**LISTED RECORDS:**
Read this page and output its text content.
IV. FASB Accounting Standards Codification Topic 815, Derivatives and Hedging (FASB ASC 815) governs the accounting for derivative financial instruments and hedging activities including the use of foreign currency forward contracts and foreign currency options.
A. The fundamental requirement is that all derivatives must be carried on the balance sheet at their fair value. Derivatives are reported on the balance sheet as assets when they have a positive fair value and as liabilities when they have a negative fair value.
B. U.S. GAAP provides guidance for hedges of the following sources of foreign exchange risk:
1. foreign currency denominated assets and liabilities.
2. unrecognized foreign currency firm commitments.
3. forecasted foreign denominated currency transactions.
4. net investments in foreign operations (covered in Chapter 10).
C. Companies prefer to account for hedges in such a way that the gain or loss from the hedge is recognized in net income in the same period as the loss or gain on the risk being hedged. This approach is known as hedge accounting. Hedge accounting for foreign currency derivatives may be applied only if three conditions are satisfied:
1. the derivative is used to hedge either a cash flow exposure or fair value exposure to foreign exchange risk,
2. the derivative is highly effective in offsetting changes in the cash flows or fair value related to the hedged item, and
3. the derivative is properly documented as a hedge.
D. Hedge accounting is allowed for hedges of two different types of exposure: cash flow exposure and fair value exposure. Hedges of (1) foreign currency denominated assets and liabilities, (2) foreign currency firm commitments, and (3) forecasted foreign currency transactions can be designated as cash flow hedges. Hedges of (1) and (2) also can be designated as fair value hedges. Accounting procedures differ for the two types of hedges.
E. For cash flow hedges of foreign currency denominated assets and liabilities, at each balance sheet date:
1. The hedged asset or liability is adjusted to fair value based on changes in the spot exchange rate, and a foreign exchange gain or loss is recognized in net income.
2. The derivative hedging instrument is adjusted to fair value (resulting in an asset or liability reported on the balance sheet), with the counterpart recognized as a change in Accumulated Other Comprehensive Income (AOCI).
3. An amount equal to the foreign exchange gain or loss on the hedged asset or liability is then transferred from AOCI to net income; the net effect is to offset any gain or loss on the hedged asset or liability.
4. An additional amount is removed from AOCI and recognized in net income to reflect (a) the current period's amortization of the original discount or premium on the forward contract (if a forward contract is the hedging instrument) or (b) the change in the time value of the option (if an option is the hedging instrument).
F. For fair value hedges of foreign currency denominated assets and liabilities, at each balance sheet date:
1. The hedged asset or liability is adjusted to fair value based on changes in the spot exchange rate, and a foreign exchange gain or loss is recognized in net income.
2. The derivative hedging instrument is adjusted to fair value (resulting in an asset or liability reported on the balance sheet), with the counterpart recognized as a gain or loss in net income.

* * *

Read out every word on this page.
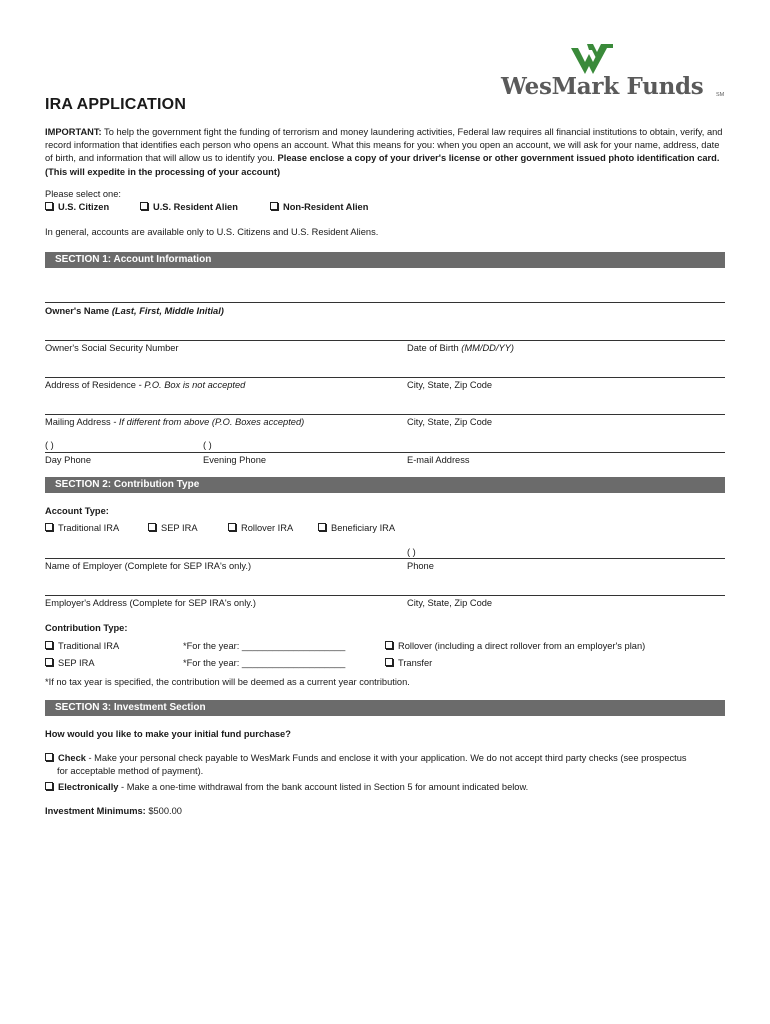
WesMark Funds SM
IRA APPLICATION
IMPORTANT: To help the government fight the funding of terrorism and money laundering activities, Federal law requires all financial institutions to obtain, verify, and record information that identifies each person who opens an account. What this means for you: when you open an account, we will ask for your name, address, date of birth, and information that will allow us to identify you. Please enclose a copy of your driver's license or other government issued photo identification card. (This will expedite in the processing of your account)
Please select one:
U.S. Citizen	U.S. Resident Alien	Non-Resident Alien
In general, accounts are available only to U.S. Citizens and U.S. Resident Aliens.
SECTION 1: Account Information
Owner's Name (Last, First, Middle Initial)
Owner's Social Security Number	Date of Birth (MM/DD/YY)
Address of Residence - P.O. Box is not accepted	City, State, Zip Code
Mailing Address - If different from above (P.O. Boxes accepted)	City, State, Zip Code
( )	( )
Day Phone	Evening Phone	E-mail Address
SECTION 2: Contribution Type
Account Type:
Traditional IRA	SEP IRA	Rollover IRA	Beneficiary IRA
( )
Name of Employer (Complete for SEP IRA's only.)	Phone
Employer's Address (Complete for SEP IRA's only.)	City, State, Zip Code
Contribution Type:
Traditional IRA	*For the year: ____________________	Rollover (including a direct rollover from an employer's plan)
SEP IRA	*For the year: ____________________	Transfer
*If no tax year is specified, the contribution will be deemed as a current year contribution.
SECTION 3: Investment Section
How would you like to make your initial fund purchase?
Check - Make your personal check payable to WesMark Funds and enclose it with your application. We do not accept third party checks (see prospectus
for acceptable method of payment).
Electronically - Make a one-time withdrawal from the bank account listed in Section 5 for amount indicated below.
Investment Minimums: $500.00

**THE PROBLEM:** Tell how many lines in the material contain the word "Phone". Only the number is wanted.

**REPLY:** 2